Exercise directions — Print word for word the lines of the material below, starting with the line containing "- X-axis label: Humidex" and ending with the line containing "List 44 of the". Include both of those lines.
#####
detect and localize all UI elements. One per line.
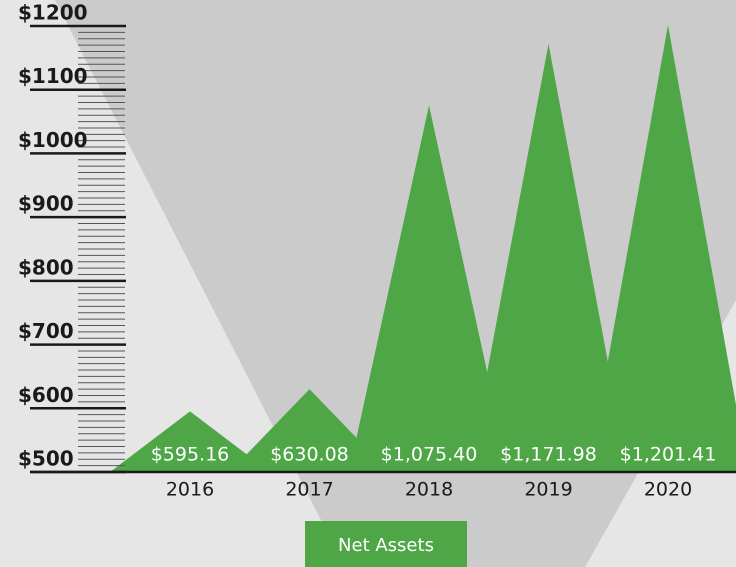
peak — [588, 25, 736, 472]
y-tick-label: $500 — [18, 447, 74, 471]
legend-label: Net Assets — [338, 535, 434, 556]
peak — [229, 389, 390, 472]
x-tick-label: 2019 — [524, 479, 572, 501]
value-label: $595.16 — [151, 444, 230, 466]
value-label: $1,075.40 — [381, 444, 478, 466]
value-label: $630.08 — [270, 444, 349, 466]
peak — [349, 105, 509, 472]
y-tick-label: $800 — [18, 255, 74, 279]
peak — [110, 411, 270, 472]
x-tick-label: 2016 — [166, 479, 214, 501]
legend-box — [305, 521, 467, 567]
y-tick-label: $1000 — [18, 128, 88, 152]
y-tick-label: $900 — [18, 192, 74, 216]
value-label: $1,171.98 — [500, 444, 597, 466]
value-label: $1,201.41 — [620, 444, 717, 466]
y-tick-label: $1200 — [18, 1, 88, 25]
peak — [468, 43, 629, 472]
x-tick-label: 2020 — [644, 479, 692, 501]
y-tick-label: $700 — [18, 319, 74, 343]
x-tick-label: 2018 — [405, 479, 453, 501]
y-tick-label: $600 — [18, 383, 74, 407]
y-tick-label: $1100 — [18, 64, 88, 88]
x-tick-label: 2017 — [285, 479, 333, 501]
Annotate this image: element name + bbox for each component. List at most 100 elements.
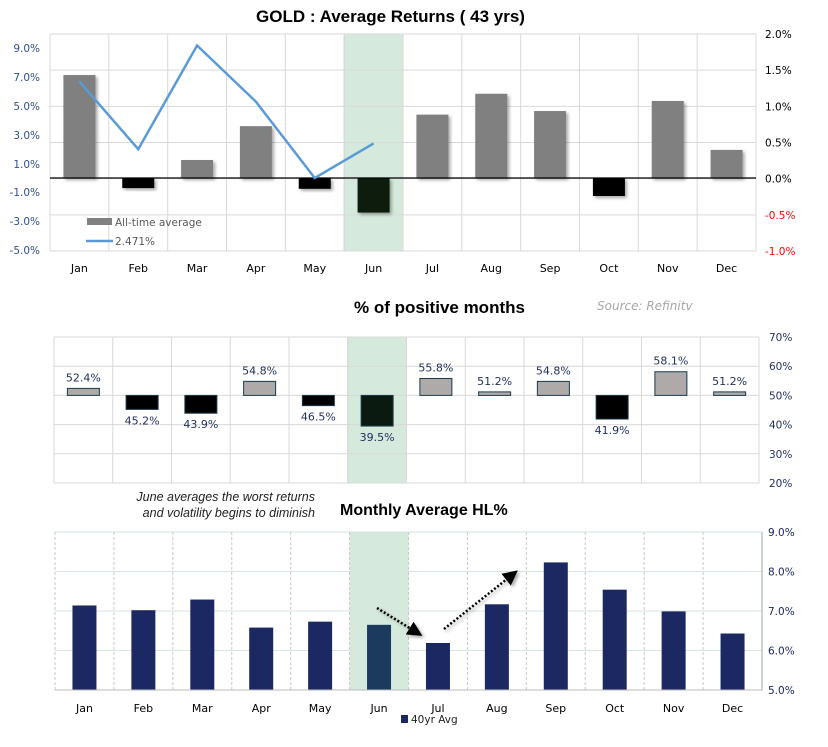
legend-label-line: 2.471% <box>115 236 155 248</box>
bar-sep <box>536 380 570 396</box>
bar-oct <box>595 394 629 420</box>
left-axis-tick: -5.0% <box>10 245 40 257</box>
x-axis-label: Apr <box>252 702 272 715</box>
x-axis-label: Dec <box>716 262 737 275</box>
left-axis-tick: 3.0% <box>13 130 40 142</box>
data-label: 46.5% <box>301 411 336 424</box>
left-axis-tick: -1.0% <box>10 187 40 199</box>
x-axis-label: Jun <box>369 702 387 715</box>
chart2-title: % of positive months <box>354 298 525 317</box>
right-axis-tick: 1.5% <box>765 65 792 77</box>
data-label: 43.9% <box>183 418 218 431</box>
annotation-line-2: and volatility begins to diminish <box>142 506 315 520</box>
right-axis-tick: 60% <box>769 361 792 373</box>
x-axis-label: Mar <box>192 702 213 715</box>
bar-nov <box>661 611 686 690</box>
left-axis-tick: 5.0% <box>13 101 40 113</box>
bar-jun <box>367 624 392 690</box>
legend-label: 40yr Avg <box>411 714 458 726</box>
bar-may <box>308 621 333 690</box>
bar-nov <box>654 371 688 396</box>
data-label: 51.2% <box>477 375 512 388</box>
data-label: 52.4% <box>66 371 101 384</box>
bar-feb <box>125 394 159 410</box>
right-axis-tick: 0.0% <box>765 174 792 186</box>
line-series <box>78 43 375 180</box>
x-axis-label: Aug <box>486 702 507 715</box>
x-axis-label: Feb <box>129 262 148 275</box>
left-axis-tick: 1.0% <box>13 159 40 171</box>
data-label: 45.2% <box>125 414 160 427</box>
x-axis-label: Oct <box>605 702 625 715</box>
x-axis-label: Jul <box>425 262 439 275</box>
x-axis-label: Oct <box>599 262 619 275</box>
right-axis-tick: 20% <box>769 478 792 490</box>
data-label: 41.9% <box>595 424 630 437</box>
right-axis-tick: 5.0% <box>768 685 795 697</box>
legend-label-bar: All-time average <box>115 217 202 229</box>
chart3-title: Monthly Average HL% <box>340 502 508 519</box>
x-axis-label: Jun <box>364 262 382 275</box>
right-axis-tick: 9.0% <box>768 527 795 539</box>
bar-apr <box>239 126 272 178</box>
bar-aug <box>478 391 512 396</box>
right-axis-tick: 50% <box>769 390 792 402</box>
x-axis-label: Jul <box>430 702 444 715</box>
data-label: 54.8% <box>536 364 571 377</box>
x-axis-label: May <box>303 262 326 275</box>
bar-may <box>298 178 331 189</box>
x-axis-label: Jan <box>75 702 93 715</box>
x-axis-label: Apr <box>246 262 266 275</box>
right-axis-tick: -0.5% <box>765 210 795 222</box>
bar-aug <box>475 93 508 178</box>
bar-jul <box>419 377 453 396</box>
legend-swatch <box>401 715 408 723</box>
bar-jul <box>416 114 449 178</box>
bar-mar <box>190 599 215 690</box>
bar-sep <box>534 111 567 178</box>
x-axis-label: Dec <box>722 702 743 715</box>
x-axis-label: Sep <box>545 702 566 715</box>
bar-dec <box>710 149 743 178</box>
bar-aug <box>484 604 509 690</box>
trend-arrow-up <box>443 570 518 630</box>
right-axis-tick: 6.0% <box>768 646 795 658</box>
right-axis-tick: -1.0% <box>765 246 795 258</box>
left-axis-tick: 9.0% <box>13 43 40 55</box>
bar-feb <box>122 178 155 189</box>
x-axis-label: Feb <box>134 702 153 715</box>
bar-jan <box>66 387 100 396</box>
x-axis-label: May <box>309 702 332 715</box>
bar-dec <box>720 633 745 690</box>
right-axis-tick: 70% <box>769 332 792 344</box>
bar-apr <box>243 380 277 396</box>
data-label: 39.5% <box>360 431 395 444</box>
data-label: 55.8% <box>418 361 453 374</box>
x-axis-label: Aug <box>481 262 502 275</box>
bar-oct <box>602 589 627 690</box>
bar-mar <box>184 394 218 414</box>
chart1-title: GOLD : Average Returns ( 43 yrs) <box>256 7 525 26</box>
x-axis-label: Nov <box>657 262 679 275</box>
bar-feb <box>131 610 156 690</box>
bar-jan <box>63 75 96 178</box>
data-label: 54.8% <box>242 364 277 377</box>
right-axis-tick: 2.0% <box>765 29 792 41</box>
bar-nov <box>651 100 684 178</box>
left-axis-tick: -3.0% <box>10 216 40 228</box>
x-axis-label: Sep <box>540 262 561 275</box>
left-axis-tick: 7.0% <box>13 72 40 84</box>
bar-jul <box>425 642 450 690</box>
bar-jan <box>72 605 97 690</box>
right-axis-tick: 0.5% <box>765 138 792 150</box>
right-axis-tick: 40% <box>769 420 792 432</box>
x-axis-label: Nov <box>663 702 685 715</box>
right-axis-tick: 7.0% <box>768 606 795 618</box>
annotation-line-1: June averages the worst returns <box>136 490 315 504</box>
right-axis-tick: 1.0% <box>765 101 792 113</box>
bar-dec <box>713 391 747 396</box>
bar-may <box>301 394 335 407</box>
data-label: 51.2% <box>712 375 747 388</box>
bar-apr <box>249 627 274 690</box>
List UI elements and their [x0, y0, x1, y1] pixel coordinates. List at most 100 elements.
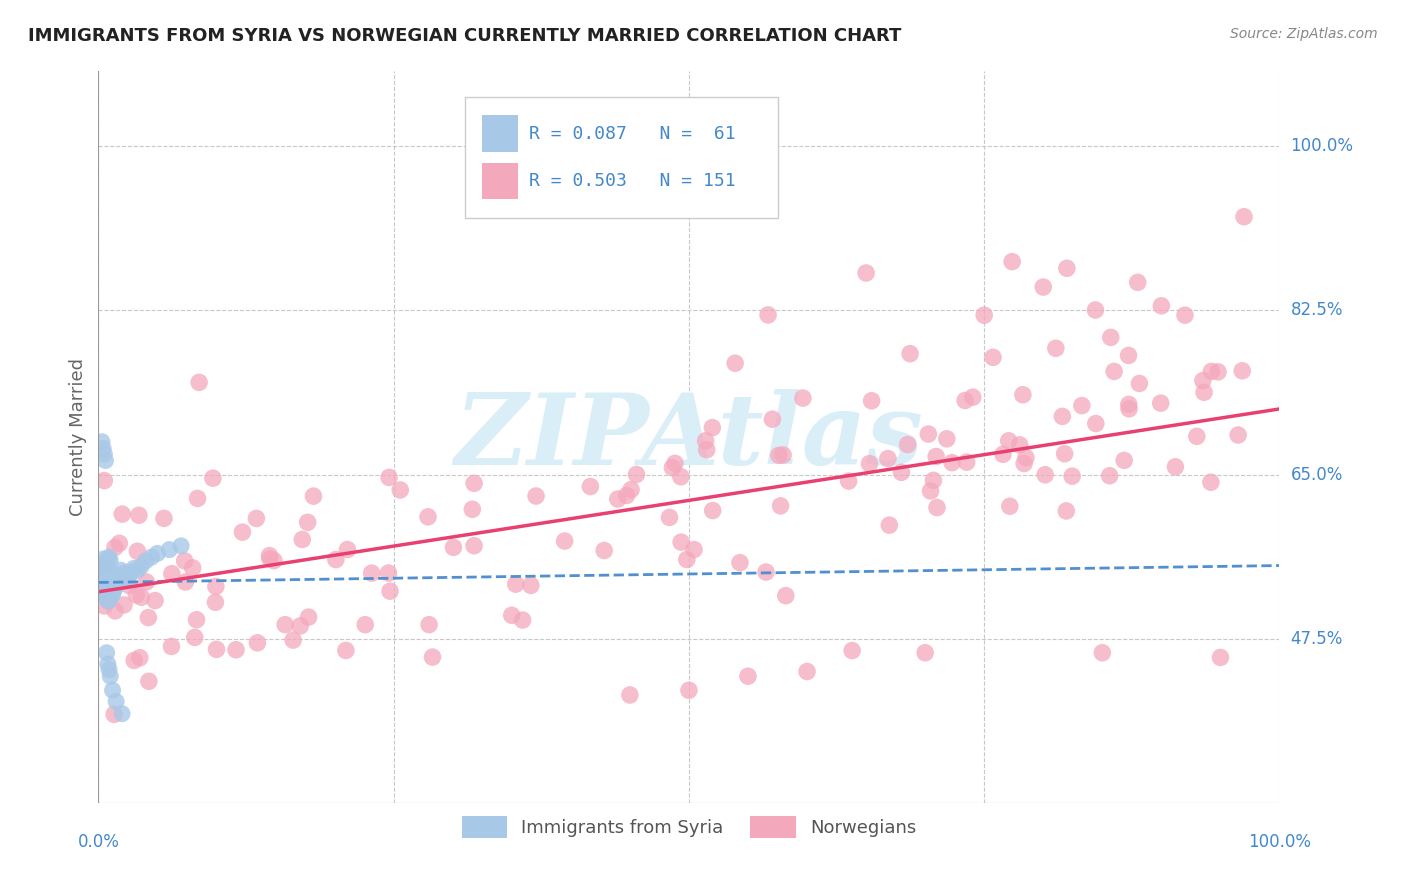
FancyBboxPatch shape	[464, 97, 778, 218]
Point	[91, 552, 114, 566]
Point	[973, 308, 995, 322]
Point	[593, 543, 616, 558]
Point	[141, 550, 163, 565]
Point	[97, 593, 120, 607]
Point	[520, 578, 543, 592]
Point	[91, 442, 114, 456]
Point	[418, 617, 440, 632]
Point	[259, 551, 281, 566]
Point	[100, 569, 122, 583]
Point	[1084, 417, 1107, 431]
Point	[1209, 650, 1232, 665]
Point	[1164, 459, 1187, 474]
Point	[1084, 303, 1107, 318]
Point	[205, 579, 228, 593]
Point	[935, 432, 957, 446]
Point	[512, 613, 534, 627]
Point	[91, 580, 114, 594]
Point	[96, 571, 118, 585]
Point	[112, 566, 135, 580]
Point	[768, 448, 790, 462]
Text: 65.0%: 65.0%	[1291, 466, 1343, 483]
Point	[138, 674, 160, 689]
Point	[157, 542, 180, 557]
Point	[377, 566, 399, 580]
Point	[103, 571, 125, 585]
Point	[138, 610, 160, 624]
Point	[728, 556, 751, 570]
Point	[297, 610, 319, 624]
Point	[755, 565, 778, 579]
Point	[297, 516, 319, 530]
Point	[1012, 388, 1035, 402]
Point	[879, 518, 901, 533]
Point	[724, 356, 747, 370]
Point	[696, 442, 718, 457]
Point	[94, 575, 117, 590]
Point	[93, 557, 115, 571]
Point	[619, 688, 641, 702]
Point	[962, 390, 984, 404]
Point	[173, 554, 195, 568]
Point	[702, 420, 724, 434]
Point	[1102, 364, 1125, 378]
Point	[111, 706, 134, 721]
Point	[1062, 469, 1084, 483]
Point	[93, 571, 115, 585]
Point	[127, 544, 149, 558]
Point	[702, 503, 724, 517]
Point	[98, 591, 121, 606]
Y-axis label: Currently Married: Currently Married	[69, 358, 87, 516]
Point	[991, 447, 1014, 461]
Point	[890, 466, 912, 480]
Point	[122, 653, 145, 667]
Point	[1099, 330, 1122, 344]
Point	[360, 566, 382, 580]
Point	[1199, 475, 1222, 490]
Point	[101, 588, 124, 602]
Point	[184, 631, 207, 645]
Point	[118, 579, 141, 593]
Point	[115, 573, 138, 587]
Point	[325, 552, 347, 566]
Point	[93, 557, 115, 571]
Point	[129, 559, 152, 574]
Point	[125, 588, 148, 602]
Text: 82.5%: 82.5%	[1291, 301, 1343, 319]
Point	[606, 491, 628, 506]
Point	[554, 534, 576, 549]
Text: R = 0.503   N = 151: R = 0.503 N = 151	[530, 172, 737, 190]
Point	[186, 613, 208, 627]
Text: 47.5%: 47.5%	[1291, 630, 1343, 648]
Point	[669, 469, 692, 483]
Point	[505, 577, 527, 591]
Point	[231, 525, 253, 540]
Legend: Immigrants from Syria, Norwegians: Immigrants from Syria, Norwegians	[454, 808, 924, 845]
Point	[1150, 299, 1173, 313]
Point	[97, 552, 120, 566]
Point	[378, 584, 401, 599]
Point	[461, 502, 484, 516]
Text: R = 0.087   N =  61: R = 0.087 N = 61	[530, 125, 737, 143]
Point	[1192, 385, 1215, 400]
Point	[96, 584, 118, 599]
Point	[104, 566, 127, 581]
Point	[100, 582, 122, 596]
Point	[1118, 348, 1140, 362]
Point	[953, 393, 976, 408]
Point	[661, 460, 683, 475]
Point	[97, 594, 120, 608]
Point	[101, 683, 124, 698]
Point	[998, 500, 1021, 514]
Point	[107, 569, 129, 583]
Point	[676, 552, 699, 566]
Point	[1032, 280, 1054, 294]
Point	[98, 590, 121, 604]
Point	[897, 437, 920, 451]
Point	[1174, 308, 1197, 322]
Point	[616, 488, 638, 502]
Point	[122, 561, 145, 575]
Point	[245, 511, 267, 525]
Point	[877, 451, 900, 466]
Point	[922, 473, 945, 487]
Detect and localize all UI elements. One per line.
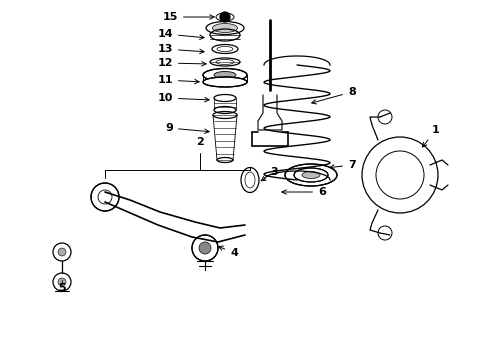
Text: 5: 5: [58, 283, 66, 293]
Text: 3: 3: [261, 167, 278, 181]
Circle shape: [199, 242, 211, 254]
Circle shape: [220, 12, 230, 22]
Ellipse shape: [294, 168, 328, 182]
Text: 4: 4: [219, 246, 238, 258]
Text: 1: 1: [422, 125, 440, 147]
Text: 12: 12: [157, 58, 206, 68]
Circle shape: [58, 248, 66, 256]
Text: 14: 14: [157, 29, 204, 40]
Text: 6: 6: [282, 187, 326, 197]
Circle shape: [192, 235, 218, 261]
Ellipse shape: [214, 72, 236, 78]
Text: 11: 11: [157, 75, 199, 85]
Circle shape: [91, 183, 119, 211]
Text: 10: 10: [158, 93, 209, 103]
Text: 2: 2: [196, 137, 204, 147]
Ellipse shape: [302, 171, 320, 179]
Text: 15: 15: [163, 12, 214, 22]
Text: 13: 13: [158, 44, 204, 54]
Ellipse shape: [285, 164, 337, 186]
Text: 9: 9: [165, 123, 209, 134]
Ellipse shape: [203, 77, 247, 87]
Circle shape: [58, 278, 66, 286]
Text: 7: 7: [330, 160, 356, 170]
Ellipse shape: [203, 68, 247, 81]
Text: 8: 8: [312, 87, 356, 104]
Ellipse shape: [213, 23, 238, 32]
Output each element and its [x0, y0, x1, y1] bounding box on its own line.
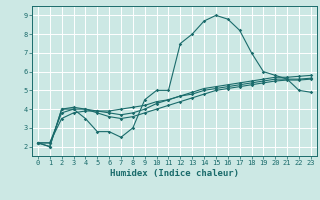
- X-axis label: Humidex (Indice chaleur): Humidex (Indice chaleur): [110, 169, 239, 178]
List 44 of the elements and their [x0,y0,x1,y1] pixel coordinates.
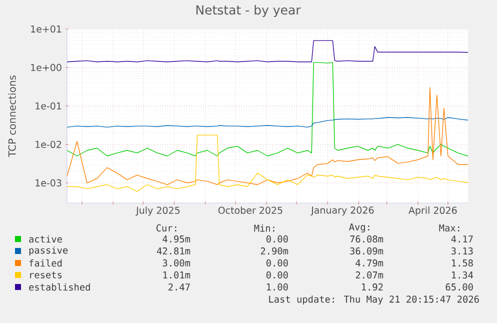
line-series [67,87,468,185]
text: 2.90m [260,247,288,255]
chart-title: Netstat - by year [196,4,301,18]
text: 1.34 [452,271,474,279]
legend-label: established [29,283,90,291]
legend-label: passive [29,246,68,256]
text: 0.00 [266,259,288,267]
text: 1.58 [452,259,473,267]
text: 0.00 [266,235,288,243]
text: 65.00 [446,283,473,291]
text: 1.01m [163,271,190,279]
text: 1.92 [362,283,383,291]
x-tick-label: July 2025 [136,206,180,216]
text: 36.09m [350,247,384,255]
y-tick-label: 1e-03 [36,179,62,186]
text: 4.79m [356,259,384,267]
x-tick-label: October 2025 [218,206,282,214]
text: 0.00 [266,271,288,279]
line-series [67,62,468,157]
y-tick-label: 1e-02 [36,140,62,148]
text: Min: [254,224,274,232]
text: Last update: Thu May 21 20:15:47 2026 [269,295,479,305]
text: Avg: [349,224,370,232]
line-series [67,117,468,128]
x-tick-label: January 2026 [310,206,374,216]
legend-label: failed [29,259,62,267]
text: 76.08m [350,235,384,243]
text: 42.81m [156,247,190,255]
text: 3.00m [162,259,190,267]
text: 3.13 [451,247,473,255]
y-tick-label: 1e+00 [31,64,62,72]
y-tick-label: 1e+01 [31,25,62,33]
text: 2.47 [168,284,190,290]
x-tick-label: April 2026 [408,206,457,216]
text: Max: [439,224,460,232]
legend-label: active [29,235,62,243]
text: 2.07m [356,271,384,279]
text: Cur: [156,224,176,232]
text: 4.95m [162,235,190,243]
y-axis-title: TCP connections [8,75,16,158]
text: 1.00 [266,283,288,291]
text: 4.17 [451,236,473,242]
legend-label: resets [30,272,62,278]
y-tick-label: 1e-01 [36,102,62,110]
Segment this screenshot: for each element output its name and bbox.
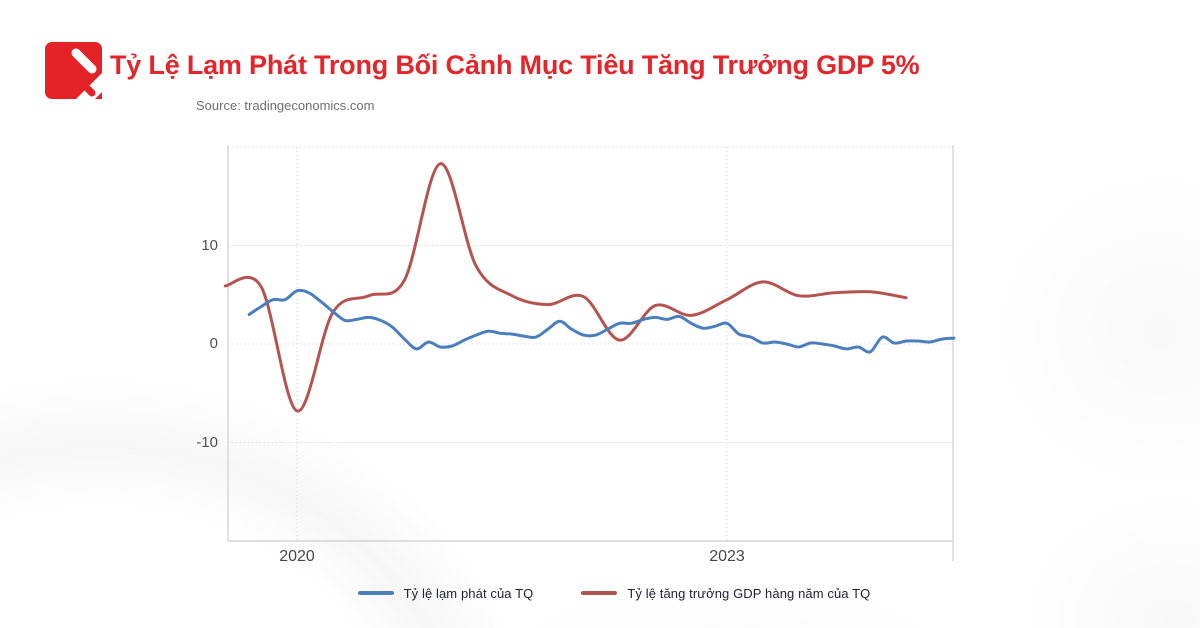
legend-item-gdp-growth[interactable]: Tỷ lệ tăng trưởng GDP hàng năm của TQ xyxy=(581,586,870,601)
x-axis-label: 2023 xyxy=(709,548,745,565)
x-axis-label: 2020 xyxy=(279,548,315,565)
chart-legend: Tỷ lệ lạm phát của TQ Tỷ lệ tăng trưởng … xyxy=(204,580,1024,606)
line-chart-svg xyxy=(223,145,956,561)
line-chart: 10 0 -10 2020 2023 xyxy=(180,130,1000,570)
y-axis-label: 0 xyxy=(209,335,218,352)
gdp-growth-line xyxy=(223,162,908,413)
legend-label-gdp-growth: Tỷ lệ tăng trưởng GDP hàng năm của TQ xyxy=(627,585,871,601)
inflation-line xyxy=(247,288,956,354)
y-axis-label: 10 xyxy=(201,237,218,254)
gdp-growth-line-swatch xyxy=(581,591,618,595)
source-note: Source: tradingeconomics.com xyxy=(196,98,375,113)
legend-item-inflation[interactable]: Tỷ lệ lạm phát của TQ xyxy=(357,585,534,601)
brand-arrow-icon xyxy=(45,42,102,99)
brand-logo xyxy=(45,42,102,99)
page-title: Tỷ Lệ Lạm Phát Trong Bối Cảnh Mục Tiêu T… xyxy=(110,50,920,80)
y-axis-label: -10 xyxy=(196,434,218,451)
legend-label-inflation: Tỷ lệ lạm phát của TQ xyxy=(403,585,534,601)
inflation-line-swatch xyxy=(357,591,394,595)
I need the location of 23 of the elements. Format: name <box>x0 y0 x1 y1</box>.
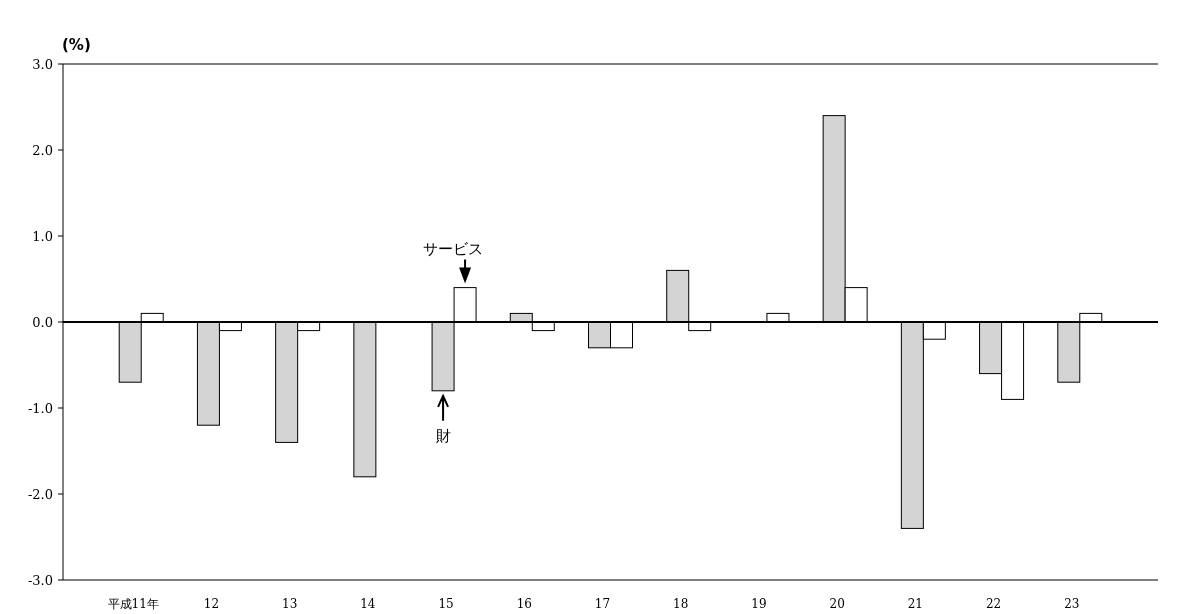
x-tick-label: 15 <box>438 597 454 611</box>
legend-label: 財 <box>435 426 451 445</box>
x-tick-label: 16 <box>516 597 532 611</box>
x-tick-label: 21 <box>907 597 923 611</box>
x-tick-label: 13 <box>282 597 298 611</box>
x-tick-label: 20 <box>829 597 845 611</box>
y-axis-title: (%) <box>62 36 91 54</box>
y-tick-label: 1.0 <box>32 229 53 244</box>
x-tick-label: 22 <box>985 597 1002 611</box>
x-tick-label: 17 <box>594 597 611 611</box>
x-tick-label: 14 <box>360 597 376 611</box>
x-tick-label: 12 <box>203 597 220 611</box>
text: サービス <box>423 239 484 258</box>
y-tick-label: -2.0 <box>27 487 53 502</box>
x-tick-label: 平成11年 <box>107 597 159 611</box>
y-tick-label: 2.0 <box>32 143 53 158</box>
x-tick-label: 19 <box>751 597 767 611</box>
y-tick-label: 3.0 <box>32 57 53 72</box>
#####
Complete response —
- X-axis label: Humidex (Indice chaleur): Humidex (Indice chaleur): [110, 169, 239, 178]
List 44 of the elements and their [x0,y0,x1,y1] pixel coordinates.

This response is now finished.